» **Task to carry out**:
Copy out all the records exactly.

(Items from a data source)

- - -

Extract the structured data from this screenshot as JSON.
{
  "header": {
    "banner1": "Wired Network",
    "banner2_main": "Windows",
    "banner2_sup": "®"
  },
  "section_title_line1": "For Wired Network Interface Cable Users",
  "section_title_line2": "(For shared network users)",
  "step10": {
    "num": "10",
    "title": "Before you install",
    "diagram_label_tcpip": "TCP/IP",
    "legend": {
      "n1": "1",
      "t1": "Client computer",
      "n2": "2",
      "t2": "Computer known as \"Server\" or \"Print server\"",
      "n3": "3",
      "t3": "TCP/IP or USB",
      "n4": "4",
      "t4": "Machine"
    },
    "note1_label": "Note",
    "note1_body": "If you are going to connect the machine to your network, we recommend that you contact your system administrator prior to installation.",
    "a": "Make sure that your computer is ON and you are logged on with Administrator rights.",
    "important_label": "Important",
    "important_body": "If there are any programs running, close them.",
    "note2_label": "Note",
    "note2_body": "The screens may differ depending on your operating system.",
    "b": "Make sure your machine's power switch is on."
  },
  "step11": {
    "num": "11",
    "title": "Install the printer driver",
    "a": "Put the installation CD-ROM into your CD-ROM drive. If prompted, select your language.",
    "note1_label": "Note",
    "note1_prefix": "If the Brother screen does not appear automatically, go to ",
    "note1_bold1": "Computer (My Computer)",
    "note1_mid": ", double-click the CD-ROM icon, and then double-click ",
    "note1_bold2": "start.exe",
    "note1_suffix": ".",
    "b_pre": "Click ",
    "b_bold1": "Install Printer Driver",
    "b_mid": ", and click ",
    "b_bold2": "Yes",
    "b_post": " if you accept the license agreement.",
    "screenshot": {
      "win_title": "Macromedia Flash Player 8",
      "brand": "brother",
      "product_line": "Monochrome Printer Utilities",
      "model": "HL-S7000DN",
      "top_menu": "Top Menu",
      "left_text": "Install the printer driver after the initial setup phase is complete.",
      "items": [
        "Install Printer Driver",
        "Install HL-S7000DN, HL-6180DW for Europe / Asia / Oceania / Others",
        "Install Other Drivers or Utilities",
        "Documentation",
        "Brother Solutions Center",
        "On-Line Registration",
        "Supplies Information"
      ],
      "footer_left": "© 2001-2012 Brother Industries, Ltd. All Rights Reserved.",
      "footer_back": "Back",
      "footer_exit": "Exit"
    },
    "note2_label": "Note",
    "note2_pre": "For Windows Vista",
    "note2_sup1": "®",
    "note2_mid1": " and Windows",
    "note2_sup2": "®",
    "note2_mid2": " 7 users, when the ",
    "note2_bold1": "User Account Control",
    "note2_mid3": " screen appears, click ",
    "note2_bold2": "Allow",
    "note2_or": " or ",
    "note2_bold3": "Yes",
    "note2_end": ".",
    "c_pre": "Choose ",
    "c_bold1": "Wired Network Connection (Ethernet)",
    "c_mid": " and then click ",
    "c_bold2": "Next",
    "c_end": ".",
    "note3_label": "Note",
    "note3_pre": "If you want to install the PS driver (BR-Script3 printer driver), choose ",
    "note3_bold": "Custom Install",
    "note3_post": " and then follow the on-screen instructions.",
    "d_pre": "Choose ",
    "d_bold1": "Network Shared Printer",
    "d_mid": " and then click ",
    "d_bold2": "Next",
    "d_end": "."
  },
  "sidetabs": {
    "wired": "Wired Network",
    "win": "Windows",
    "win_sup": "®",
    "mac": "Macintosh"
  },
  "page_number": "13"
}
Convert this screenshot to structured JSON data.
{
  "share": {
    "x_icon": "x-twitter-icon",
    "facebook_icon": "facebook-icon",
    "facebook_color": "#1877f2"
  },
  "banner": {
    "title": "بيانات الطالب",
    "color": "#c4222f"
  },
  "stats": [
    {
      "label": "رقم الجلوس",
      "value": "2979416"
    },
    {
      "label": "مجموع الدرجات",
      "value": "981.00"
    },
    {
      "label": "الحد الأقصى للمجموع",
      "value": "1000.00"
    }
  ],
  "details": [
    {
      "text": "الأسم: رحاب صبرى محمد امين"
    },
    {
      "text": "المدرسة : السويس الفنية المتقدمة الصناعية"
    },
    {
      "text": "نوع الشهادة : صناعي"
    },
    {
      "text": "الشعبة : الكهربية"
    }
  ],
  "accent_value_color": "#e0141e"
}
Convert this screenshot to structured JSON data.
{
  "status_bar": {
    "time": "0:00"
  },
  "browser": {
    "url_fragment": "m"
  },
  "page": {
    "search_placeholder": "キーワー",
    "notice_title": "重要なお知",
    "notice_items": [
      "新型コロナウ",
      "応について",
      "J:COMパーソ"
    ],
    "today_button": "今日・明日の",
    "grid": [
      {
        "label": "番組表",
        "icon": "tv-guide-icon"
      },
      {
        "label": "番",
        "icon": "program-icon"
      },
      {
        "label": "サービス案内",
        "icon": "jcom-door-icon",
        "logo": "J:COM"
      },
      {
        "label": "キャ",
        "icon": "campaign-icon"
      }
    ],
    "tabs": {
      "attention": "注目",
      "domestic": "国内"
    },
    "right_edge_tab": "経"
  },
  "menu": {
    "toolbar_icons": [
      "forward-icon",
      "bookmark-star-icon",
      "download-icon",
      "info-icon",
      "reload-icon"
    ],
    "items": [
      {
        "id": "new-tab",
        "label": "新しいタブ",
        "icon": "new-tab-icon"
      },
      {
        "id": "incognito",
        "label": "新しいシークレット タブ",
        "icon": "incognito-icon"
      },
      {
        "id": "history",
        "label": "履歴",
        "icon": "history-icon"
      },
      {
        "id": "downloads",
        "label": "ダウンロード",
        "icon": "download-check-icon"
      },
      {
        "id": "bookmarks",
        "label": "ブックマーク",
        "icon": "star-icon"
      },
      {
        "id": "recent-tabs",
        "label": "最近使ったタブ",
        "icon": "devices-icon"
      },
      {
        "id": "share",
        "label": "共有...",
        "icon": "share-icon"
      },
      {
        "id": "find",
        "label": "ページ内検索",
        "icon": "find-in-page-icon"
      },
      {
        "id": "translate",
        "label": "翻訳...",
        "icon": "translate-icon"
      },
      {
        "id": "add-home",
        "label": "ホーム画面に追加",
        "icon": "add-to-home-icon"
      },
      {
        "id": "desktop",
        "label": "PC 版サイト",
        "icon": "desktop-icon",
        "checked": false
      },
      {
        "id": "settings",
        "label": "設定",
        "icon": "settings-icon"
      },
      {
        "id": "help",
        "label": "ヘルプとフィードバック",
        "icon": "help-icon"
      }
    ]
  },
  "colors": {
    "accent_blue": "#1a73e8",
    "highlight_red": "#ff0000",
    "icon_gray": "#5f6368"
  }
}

- - -

» **The completed task**:
Extract the structured data from this screenshot as JSON.
{
  "header": {
    "banner1": "Wired Network",
    "banner2_main": "Windows",
    "banner2_sup": "®"
  },
  "section_title_line1": "For Wired Network Interface Cable Users",
  "section_title_line2": "(For shared network users)",
  "step10": {
    "num": "10",
    "title": "Before you install",
    "diagram_label_tcpip": "TCP/IP",
    "legend": {
      "n1": "1",
      "t1": "Client computer",
      "n2": "2",
      "t2": "Computer known as \"Server\" or \"Print server\"",
      "n3": "3",
      "t3": "TCP/IP or USB",
      "n4": "4",
      "t4": "Machine"
    },
    "note1_label": "Note",
    "note1_body": "If you are going to connect the machine to your network, we recommend that you contact your system administrator prior to installation.",
    "a": "Make sure that your computer is ON and you are logged on with Administrator rights.",
    "important_label": "Important",
    "important_body": "If there are any programs running, close them.",
    "note2_label": "Note",
    "note2_body": "The screens may differ depending on your operating system.",
    "b": "Make sure your machine's power switch is on."
  },
  "step11": {
    "num": "11",
    "title": "Install the printer driver",
    "a": "Put the installation CD-ROM into your CD-ROM drive. If prompted, select your language.",
    "note1_label": "Note",
    "note1_prefix": "If the Brother screen does not appear automatically, go to ",
    "note1_bold1": "Computer (My Computer)",
    "note1_mid": ", double-click the CD-ROM icon, and then double-click ",
    "note1_bold2": "start.exe",
    "note1_suffix": ".",
    "b_pre": "Click ",
    "b_bold1": "Install Printer Driver",
    "b_mid": ", and click ",
    "b_bold2": "Yes",
    "b_post": " if you accept the license agreement.",
    "screenshot": {
      "win_title": "Macromedia Flash Player 8",
      "brand": "brother",
      "product_line": "Monochrome Printer Utilities",
      "model": "HL-S7000DN",
      "top_menu": "Top Menu",
      "left_text": "Install the printer driver after the initial setup phase is complete.",
      "items": [
        "Install Printer Driver",
        "Install HL-S7000DN, HL-6180DW for Europe / Asia / Oceania / Others",
        "Install Other Drivers or Utilities",
        "Documentation",
        "Brother Solutions Center",
        "On-Line Registration",
        "Supplies Information"
      ],
      "footer_left": "© 2001-2012 Brother Industries, Ltd. All Rights Reserved.",
      "footer_back": "Back",
      "footer_exit": "Exit"
    },
    "note2_label": "Note",
    "note2_pre": "For Windows Vista",
    "note2_sup1": "®",
    "note2_mid1": " and Windows",
    "note2_sup2": "®",
    "note2_mid2": " 7 users, when the ",
    "note2_bold1": "User Account Control",
    "note2_mid3": " screen appears, click ",
    "note2_bold2": "Allow",
    "note2_or": " or ",
    "note2_bold3": "Yes",
    "note2_end": ".",
    "c_pre": "Choose ",
    "c_bold1": "Wired Network Connection (Ethernet)",
    "c_mid": " and then click ",
    "c_bold2": "Next",
    "c_end": ".",
    "note3_label": "Note",
    "note3_pre": "If you want to install the PS driver (BR-Script3 printer driver), choose ",
    "note3_bold": "Custom Install",
    "note3_post": " and then follow the on-screen instructions.",
    "d_pre": "Choose ",
    "d_bold1": "Network Shared Printer",
    "d_mid": " and then click ",
    "d_bold2": "Next",
    "d_end": "."
  },
  "sidetabs": {
    "wired": "Wired Network",
    "win": "Windows",
    "win_sup": "®",
    "mac": "Macintosh"
  },
  "page_number": "13"
}
Convert this screenshot to structured JSON data.
{
  "share": {
    "x_icon": "x-twitter-icon",
    "facebook_icon": "facebook-icon",
    "facebook_color": "#1877f2"
  },
  "banner": {
    "title": "بيانات الطالب",
    "color": "#c4222f"
  },
  "stats": [
    {
      "label": "رقم الجلوس",
      "value": "2979416"
    },
    {
      "label": "مجموع الدرجات",
      "value": "981.00"
    },
    {
      "label": "الحد الأقصى للمجموع",
      "value": "1000.00"
    }
  ],
  "details": [
    {
      "text": "الأسم: رحاب صبرى محمد امين"
    },
    {
      "text": "المدرسة : السويس الفنية المتقدمة الصناعية"
    },
    {
      "text": "نوع الشهادة : صناعي"
    },
    {
      "text": "الشعبة : الكهربية"
    }
  ],
  "accent_value_color": "#e0141e"
}
Convert this screenshot to structured JSON data.
{
  "status_bar": {
    "time": "0:00"
  },
  "browser": {
    "url_fragment": "m"
  },
  "page": {
    "search_placeholder": "キーワー",
    "notice_title": "重要なお知",
    "notice_items": [
      "新型コロナウ",
      "応について",
      "J:COMパーソ"
    ],
    "today_button": "今日・明日の",
    "grid": [
      {
        "label": "番組表",
        "icon": "tv-guide-icon"
      },
      {
        "label": "番",
        "icon": "program-icon"
      },
      {
        "label": "サービス案内",
        "icon": "jcom-door-icon",
        "logo": "J:COM"
      },
      {
        "label": "キャ",
        "icon": "campaign-icon"
      }
    ],
    "tabs": {
      "attention": "注目",
      "domestic": "国内"
    },
    "right_edge_tab": "経"
  },
  "menu": {
    "toolbar_icons": [
      "forward-icon",
      "bookmark-star-icon",
      "download-icon",
      "info-icon",
      "reload-icon"
    ],
    "items": [
      {
        "id": "new-tab",
        "label": "新しいタブ",
        "icon": "new-tab-icon"
      },
      {
        "id": "incognito",
        "label": "新しいシークレット タブ",
        "icon": "incognito-icon"
      },
      {
        "id": "history",
        "label": "履歴",
        "icon": "history-icon"
      },
      {
        "id": "downloads",
        "label": "ダウンロード",
        "icon": "download-check-icon"
      },
      {
        "id": "bookmarks",
        "label": "ブックマーク",
        "icon": "star-icon"
      },
      {
        "id": "recent-tabs",
        "label": "最近使ったタブ",
        "icon": "devices-icon"
      },
      {
        "id": "share",
        "label": "共有...",
        "icon": "share-icon"
      },
      {
        "id": "find",
        "label": "ページ内検索",
        "icon": "find-in-page-icon"
      },
      {
        "id": "translate",
        "label": "翻訳...",
        "icon": "translate-icon"
      },
      {
        "id": "add-home",
        "label": "ホーム画面に追加",
        "icon": "add-to-home-icon"
      },
      {
        "id": "desktop",
        "label": "PC 版サイト",
        "icon": "desktop-icon",
        "checked": false
      },
      {
        "id": "settings",
        "label": "設定",
        "icon": "settings-icon"
      },
      {
        "id": "help",
        "label": "ヘルプとフィードバック",
        "icon": "help-icon"
      }
    ]
  },
  "colors": {
    "accent_blue": "#1a73e8",
    "highlight_red": "#ff0000",
    "icon_gray": "#5f6368"
  }
}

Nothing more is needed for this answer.